Collected data entries >>
____________________
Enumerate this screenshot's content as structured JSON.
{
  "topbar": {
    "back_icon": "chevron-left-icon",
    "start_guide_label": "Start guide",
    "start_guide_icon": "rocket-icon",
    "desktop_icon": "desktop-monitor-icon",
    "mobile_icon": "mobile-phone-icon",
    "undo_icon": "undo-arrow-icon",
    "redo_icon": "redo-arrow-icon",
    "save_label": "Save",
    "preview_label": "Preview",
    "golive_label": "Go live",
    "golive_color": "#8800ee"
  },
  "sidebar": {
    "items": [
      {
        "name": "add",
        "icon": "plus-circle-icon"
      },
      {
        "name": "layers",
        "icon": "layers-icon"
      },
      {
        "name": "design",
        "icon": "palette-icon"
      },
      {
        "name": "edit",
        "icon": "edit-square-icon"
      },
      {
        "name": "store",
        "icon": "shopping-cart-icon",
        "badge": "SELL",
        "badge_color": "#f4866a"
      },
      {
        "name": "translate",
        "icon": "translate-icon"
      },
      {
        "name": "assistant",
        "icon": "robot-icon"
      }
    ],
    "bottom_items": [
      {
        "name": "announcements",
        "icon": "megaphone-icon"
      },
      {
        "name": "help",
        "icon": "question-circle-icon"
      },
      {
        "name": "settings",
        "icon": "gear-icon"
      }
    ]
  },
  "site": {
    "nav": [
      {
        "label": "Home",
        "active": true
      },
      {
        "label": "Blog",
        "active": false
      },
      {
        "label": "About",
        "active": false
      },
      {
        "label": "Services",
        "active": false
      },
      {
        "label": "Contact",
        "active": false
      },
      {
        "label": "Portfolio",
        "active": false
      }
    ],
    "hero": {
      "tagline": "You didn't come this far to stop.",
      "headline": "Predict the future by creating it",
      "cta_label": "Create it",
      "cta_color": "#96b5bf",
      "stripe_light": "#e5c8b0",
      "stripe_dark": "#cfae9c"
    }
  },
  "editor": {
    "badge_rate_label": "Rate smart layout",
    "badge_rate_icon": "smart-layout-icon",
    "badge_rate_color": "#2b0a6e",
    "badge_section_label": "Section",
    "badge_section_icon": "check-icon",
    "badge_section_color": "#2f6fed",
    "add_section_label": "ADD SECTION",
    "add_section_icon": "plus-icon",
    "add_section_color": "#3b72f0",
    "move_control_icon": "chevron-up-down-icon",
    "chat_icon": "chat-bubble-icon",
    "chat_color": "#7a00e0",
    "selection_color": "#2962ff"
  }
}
____________________
REQUIRED TASK >>
All of the data needs to be printed once more, exactly.

EXERCISE RESPONSE >>
Enumerate this screenshot's content as structured JSON.
{
  "topbar": {
    "back_icon": "chevron-left-icon",
    "start_guide_label": "Start guide",
    "start_guide_icon": "rocket-icon",
    "desktop_icon": "desktop-monitor-icon",
    "mobile_icon": "mobile-phone-icon",
    "undo_icon": "undo-arrow-icon",
    "redo_icon": "redo-arrow-icon",
    "save_label": "Save",
    "preview_label": "Preview",
    "golive_label": "Go live",
    "golive_color": "#8800ee"
  },
  "sidebar": {
    "items": [
      {
        "name": "add",
        "icon": "plus-circle-icon"
      },
      {
        "name": "layers",
        "icon": "layers-icon"
      },
      {
        "name": "design",
        "icon": "palette-icon"
      },
      {
        "name": "edit",
        "icon": "edit-square-icon"
      },
      {
        "name": "store",
        "icon": "shopping-cart-icon",
        "badge": "SELL",
        "badge_color": "#f4866a"
      },
      {
        "name": "translate",
        "icon": "translate-icon"
      },
      {
        "name": "assistant",
        "icon": "robot-icon"
      }
    ],
    "bottom_items": [
      {
        "name": "announcements",
        "icon": "megaphone-icon"
      },
      {
        "name": "help",
        "icon": "question-circle-icon"
      },
      {
        "name": "settings",
        "icon": "gear-icon"
      }
    ]
  },
  "site": {
    "nav": [
      {
        "label": "Home",
        "active": true
      },
      {
        "label": "Blog",
        "active": false
      },
      {
        "label": "About",
        "active": false
      },
      {
        "label": "Services",
        "active": false
      },
      {
        "label": "Contact",
        "active": false
      },
      {
        "label": "Portfolio",
        "active": false
      }
    ],
    "hero": {
      "tagline": "You didn't come this far to stop.",
      "headline": "Predict the future by creating it",
      "cta_label": "Create it",
      "cta_color": "#96b5bf",
      "stripe_light": "#e5c8b0",
      "stripe_dark": "#cfae9c"
    }
  },
  "editor": {
    "badge_rate_label": "Rate smart layout",
    "badge_rate_icon": "smart-layout-icon",
    "badge_rate_color": "#2b0a6e",
    "badge_section_label": "Section",
    "badge_section_icon": "check-icon",
    "badge_section_color": "#2f6fed",
    "add_section_label": "ADD SECTION",
    "add_section_icon": "plus-icon",
    "add_section_color": "#3b72f0",
    "move_control_icon": "chevron-up-down-icon",
    "chat_icon": "chat-bubble-icon",
    "chat_color": "#7a00e0",
    "selection_color": "#2962ff"
  }
}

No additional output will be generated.